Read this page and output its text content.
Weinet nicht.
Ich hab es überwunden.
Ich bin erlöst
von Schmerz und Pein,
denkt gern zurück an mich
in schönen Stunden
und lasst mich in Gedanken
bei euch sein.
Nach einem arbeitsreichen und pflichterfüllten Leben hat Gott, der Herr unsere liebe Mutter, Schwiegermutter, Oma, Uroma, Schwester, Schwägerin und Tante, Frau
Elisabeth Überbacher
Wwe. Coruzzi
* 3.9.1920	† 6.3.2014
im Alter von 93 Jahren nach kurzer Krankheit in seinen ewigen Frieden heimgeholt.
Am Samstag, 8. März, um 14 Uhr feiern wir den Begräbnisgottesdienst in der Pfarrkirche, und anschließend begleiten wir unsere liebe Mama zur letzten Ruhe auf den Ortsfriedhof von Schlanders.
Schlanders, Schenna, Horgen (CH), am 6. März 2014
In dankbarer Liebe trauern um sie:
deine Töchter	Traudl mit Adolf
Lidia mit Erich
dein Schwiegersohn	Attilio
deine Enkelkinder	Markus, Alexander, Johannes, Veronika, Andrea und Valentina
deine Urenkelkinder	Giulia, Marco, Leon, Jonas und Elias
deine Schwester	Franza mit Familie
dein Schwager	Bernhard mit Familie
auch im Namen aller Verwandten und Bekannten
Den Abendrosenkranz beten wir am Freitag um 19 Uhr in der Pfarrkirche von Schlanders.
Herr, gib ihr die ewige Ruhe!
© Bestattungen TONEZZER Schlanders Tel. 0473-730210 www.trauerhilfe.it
*-*-*
Set task |
Retype the listing. Match it exactly.

Task answer |
Read this page and output its text content.
Weinet nicht.
Ich hab es überwunden.
Ich bin erlöst
von Schmerz und Pein,
denkt gern zurück an mich
in schönen Stunden
und lasst mich in Gedanken
bei euch sein.
Nach einem arbeitsreichen und pflichterfüllten Leben hat Gott, der Herr unsere liebe Mutter, Schwiegermutter, Oma, Uroma, Schwester, Schwägerin und Tante, Frau
Elisabeth Überbacher
Wwe. Coruzzi
* 3.9.1920	† 6.3.2014
im Alter von 93 Jahren nach kurzer Krankheit in seinen ewigen Frieden heimgeholt.
Am Samstag, 8. März, um 14 Uhr feiern wir den Begräbnisgottesdienst in der Pfarrkirche, und anschließend begleiten wir unsere liebe Mama zur letzten Ruhe auf den Ortsfriedhof von Schlanders.
Schlanders, Schenna, Horgen (CH), am 6. März 2014
In dankbarer Liebe trauern um sie:
deine Töchter	Traudl mit Adolf
Lidia mit Erich
dein Schwiegersohn	Attilio
deine Enkelkinder	Markus, Alexander, Johannes, Veronika, Andrea und Valentina
deine Urenkelkinder	Giulia, Marco, Leon, Jonas und Elias
deine Schwester	Franza mit Familie
dein Schwager	Bernhard mit Familie
auch im Namen aller Verwandten und Bekannten
Den Abendrosenkranz beten wir am Freitag um 19 Uhr in der Pfarrkirche von Schlanders.
Herr, gib ihr die ewige Ruhe!
© Bestattungen TONEZZER Schlanders Tel. 0473-730210 www.trauerhilfe.it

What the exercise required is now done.